#### [Task objective]
Repeat every line of the data below verbatim, leaving out the pictures.

#### [Data]
_____

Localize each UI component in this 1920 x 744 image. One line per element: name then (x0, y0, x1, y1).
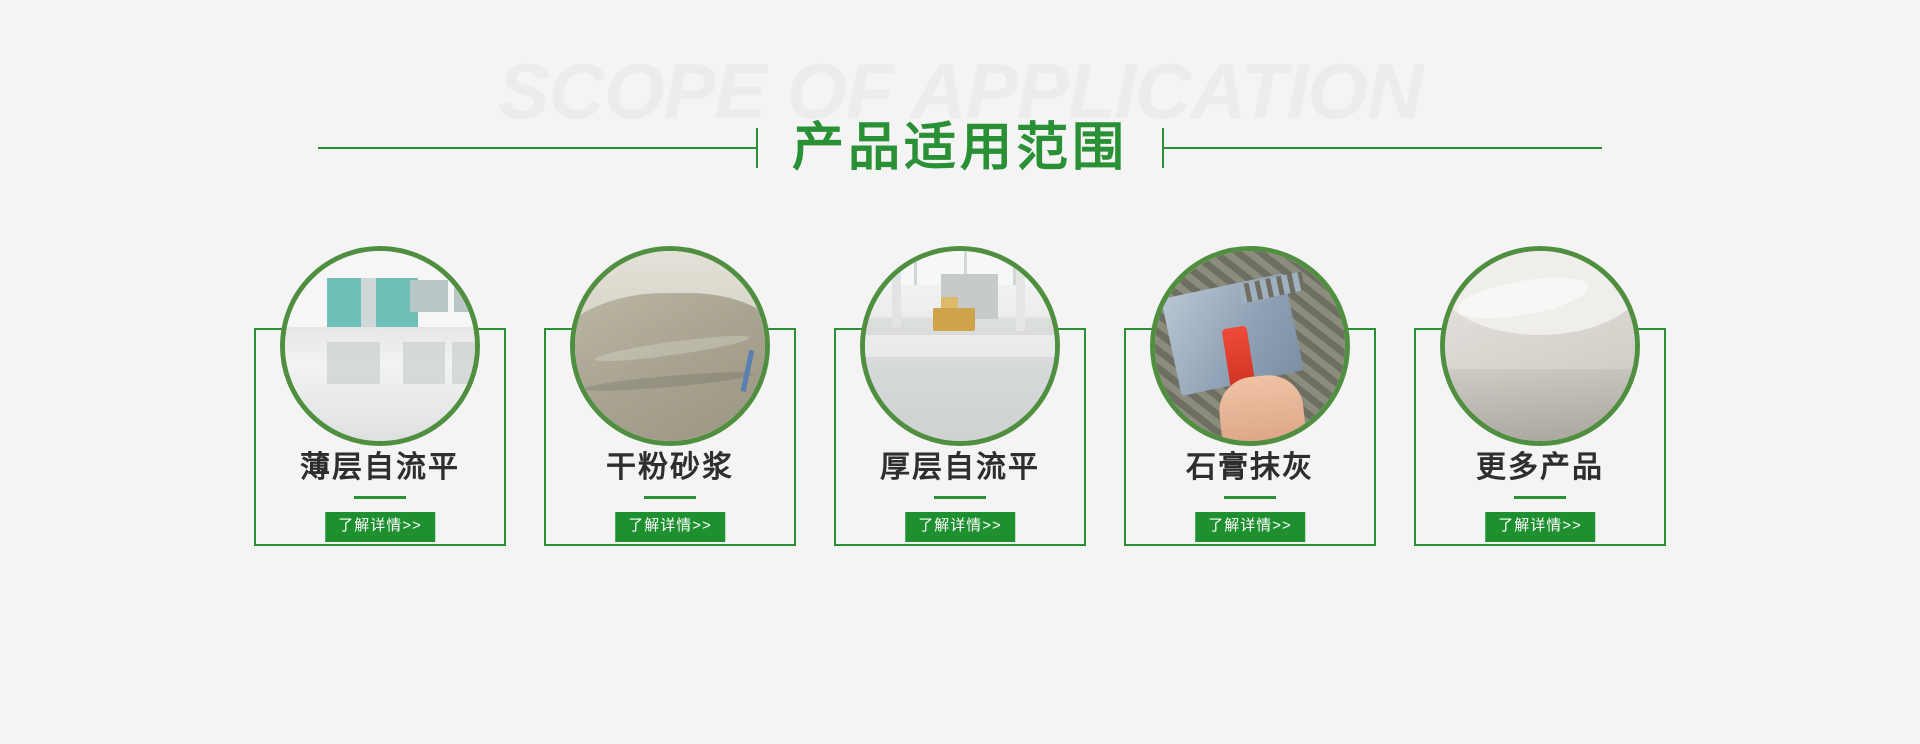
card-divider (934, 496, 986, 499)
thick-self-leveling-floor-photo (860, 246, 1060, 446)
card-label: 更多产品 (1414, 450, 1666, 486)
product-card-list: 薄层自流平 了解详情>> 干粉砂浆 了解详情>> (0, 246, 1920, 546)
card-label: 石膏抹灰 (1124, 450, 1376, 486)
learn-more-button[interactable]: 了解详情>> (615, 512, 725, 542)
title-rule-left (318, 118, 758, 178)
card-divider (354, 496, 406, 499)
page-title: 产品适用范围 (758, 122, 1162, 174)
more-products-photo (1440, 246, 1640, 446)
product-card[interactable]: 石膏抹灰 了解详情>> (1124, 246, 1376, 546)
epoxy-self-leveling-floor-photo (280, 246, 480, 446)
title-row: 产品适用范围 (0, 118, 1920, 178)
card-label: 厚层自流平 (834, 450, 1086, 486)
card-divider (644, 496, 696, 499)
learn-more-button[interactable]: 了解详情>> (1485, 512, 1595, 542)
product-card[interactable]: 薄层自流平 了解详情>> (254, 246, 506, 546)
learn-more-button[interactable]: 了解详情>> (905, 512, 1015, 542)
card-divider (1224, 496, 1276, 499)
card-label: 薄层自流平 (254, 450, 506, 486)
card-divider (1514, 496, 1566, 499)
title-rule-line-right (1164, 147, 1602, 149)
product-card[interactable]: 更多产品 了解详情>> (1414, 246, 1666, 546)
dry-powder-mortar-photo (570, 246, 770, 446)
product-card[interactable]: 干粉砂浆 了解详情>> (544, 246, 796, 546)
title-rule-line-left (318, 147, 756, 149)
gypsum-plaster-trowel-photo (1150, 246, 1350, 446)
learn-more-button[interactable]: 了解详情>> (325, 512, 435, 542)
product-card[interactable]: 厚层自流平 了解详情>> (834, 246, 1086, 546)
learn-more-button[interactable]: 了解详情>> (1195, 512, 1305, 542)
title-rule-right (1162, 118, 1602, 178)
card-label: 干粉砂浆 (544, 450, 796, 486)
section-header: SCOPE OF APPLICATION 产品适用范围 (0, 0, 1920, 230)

_____

#### [Response to the task]
Localize each UI component in this 1920 x 744 image. One line per element: name then (x0, y0, x1, y1).
card-divider (934, 496, 986, 499)
thick-self-leveling-floor-photo (860, 246, 1060, 446)
card-label: 更多产品 (1414, 450, 1666, 486)
product-card-list: 薄层自流平 了解详情>> 干粉砂浆 了解详情>> (0, 246, 1920, 546)
card-label: 石膏抹灰 (1124, 450, 1376, 486)
learn-more-button[interactable]: 了解详情>> (615, 512, 725, 542)
title-rule-left (318, 118, 758, 178)
card-divider (354, 496, 406, 499)
page-title: 产品适用范围 (758, 122, 1162, 174)
more-products-photo (1440, 246, 1640, 446)
product-card[interactable]: 石膏抹灰 了解详情>> (1124, 246, 1376, 546)
epoxy-self-leveling-floor-photo (280, 246, 480, 446)
title-row: 产品适用范围 (0, 118, 1920, 178)
card-label: 厚层自流平 (834, 450, 1086, 486)
card-divider (644, 496, 696, 499)
learn-more-button[interactable]: 了解详情>> (1485, 512, 1595, 542)
product-card[interactable]: 薄层自流平 了解详情>> (254, 246, 506, 546)
learn-more-button[interactable]: 了解详情>> (905, 512, 1015, 542)
card-divider (1224, 496, 1276, 499)
card-label: 薄层自流平 (254, 450, 506, 486)
card-divider (1514, 496, 1566, 499)
title-rule-line-right (1164, 147, 1602, 149)
product-card[interactable]: 更多产品 了解详情>> (1414, 246, 1666, 546)
dry-powder-mortar-photo (570, 246, 770, 446)
product-card[interactable]: 干粉砂浆 了解详情>> (544, 246, 796, 546)
title-rule-line-left (318, 147, 756, 149)
gypsum-plaster-trowel-photo (1150, 246, 1350, 446)
learn-more-button[interactable]: 了解详情>> (325, 512, 435, 542)
product-card[interactable]: 厚层自流平 了解详情>> (834, 246, 1086, 546)
learn-more-button[interactable]: 了解详情>> (1195, 512, 1305, 542)
title-rule-right (1162, 118, 1602, 178)
card-label: 干粉砂浆 (544, 450, 796, 486)
section-header: SCOPE OF APPLICATION 产品适用范围 (0, 0, 1920, 230)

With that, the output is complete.